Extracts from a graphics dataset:

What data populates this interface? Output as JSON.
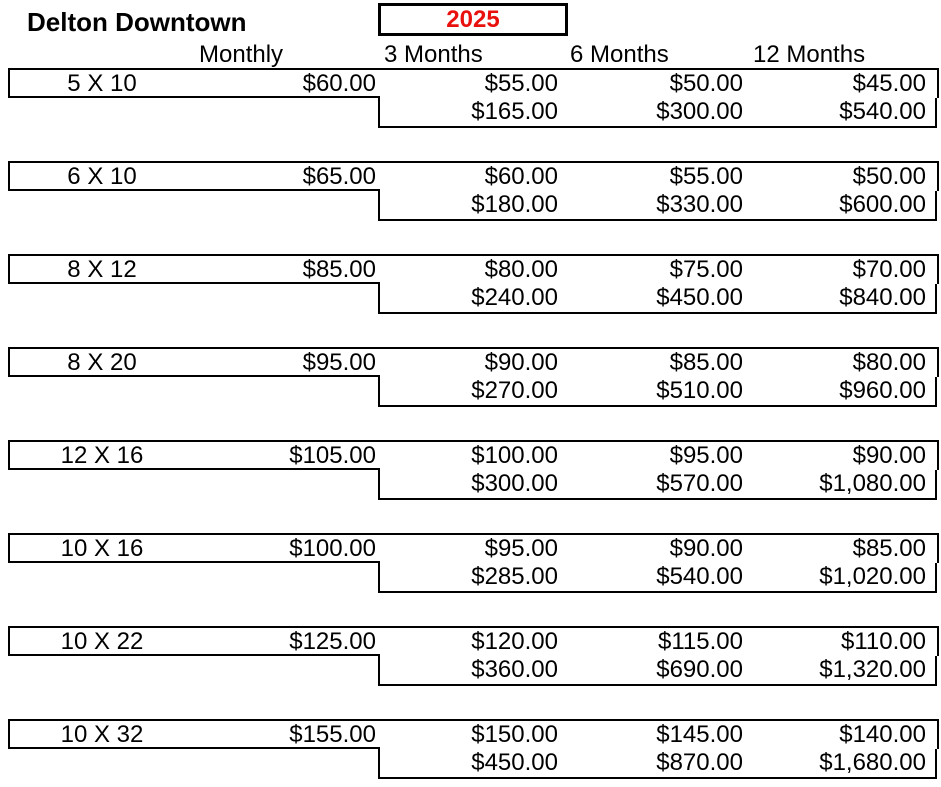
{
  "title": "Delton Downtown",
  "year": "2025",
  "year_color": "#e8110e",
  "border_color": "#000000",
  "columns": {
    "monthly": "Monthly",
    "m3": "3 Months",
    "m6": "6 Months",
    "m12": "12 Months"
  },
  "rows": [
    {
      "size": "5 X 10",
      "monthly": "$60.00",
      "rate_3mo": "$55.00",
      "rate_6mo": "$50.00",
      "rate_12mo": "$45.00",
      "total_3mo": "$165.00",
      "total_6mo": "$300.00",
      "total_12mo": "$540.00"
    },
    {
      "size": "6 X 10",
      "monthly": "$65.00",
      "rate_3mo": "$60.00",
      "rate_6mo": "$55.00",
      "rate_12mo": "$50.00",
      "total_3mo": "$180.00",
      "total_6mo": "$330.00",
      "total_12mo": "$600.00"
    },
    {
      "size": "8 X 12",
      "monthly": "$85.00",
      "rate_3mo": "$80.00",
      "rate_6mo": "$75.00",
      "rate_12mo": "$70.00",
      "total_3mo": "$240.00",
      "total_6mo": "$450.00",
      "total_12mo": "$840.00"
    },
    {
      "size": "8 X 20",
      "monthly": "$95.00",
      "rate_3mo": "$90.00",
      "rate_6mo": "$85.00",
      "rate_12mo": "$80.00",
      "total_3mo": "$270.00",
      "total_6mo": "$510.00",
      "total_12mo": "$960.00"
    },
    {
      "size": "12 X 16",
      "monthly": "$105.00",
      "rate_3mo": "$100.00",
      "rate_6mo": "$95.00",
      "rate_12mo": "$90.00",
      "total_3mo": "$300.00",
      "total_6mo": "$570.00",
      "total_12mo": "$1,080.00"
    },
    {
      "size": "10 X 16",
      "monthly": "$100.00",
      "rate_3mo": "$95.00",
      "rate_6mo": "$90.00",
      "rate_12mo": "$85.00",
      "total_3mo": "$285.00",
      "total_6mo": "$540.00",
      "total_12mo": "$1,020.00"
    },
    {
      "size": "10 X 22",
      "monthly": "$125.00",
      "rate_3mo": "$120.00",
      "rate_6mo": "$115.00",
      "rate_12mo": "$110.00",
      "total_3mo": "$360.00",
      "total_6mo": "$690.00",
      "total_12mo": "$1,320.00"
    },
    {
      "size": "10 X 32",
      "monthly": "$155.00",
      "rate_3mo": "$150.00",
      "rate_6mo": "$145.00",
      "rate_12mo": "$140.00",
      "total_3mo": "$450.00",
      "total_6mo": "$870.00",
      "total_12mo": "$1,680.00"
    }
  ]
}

■ **Task instructions**
Go over the records above line by line and count those holding the word "monthly". Reply only with the number.

■ **Answer for the task**
9